▶ WHAT IS REQUIRED:
Select each line where the word "Global" appears.

▶ INPUT ROWS:
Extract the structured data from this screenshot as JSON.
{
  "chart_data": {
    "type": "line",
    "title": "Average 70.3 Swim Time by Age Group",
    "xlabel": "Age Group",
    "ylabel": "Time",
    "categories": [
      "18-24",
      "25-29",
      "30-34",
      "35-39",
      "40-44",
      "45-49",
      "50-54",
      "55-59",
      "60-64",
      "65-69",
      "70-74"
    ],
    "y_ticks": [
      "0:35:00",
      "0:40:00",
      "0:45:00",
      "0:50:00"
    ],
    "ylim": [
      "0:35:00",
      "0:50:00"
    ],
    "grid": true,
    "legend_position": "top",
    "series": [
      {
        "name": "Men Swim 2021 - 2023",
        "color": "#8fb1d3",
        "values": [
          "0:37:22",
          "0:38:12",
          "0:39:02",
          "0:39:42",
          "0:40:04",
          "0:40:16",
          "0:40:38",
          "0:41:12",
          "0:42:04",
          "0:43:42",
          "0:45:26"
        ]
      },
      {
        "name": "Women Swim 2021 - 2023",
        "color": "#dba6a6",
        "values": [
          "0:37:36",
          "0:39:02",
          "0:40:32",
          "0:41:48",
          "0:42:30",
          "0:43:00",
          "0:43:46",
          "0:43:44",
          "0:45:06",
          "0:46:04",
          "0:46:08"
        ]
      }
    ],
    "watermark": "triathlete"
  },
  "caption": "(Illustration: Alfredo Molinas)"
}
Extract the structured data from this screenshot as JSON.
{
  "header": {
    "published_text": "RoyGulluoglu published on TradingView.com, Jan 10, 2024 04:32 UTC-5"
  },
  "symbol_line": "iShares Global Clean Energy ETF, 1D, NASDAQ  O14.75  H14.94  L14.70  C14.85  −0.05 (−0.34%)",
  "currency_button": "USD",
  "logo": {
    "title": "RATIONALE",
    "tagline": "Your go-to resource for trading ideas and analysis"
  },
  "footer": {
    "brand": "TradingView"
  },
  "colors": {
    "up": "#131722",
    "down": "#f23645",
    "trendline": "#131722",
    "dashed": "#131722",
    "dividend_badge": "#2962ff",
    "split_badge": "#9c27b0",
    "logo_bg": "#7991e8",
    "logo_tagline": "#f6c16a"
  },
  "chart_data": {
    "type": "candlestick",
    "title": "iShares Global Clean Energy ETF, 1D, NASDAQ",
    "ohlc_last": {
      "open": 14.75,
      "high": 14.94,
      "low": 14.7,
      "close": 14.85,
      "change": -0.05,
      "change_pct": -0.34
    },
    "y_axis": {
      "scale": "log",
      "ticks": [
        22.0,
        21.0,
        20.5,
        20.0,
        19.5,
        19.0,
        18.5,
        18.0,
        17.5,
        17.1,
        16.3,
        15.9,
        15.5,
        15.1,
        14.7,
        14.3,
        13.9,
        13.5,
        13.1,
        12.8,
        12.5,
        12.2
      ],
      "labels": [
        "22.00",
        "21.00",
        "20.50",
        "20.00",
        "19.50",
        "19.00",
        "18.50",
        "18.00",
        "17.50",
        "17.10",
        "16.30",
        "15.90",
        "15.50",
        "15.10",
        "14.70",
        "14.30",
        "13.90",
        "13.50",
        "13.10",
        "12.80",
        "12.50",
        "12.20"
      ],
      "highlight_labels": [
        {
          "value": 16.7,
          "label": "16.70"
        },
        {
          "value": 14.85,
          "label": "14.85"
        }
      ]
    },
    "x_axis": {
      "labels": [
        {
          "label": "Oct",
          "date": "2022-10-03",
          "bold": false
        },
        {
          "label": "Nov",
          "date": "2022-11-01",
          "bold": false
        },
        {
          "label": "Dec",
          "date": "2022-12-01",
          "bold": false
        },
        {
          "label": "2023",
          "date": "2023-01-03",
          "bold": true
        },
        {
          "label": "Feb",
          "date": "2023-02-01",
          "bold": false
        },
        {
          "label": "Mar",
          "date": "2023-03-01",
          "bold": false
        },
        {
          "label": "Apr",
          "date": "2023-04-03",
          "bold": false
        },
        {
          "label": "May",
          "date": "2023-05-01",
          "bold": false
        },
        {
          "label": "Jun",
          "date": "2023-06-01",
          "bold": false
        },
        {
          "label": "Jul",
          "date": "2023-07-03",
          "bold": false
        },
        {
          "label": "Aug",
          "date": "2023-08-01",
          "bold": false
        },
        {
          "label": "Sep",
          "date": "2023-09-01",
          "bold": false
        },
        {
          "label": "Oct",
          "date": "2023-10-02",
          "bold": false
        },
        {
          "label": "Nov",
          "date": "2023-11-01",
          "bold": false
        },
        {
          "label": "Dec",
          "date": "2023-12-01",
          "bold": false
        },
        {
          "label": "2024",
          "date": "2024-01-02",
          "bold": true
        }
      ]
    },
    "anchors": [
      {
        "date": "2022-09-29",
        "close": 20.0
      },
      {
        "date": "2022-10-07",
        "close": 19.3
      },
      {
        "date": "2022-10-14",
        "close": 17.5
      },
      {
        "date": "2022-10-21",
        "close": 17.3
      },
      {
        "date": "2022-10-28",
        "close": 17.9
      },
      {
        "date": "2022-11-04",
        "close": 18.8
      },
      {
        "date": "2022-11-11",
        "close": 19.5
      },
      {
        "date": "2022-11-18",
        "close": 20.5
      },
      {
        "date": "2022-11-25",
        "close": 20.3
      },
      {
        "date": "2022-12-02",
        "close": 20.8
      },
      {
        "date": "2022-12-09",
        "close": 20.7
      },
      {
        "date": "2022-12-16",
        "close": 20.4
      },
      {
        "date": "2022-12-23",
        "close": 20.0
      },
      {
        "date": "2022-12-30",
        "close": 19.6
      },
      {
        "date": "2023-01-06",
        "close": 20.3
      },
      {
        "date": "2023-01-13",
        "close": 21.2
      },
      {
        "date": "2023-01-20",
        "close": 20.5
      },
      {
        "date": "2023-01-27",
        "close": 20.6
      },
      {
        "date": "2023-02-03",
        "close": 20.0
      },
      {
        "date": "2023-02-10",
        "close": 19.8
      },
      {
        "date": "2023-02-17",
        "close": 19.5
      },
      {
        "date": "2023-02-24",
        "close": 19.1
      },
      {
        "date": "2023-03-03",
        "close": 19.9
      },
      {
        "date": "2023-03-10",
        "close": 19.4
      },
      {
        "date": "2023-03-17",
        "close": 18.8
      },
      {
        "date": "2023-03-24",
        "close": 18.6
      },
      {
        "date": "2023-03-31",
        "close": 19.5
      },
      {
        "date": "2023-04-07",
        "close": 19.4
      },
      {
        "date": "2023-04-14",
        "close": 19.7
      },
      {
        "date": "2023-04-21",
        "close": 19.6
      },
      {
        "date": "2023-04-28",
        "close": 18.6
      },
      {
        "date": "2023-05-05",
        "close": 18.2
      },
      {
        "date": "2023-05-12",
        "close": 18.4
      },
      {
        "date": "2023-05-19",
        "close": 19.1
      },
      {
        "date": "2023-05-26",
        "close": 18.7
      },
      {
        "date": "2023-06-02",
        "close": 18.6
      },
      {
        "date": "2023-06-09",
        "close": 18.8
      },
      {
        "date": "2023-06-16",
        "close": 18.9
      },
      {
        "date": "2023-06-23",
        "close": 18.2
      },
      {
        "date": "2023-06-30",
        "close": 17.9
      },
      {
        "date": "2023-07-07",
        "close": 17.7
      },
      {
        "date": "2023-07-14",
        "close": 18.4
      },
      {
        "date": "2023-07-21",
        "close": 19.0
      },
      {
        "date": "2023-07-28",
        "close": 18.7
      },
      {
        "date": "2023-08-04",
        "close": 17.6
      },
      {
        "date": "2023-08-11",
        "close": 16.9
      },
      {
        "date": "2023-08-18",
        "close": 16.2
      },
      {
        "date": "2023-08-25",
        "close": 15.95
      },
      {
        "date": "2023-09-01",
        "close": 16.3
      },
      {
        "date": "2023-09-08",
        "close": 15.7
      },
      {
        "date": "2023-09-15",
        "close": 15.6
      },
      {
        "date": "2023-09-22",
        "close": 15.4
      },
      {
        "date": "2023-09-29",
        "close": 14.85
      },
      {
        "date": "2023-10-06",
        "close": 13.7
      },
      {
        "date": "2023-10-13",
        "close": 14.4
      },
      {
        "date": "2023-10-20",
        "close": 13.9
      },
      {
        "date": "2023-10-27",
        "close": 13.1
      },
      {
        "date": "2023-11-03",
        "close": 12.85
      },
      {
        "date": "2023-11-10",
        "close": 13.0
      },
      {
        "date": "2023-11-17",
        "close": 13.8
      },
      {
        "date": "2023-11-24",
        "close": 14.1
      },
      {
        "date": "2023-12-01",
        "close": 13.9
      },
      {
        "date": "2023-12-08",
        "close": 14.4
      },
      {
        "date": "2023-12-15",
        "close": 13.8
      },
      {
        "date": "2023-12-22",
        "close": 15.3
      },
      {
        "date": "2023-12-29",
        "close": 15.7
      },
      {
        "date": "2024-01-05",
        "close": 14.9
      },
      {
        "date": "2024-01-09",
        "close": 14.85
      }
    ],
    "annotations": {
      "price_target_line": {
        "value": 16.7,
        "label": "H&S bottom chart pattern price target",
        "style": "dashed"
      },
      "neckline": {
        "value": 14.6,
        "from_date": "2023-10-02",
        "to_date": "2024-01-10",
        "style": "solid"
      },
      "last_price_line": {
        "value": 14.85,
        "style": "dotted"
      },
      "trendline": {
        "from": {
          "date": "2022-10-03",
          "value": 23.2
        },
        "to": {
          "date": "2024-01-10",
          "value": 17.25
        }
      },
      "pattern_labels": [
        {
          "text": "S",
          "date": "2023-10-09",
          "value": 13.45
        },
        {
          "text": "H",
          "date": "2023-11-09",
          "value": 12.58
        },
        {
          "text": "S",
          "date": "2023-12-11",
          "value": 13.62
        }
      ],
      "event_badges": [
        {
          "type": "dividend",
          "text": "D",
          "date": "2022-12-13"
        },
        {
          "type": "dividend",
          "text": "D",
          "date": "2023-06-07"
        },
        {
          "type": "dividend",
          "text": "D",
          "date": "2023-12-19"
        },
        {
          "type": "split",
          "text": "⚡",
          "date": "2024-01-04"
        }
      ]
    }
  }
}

▶ THE RESPONSE:
  "symbol_line": "iShares Global Clean Energy ETF, 1D, NASDAQ  O14.75  H14.94  L14.70  C14.85  −0.05 (−0.34%)",
    "title": "iShares Global Clean Energy ETF, 1D, NASDAQ",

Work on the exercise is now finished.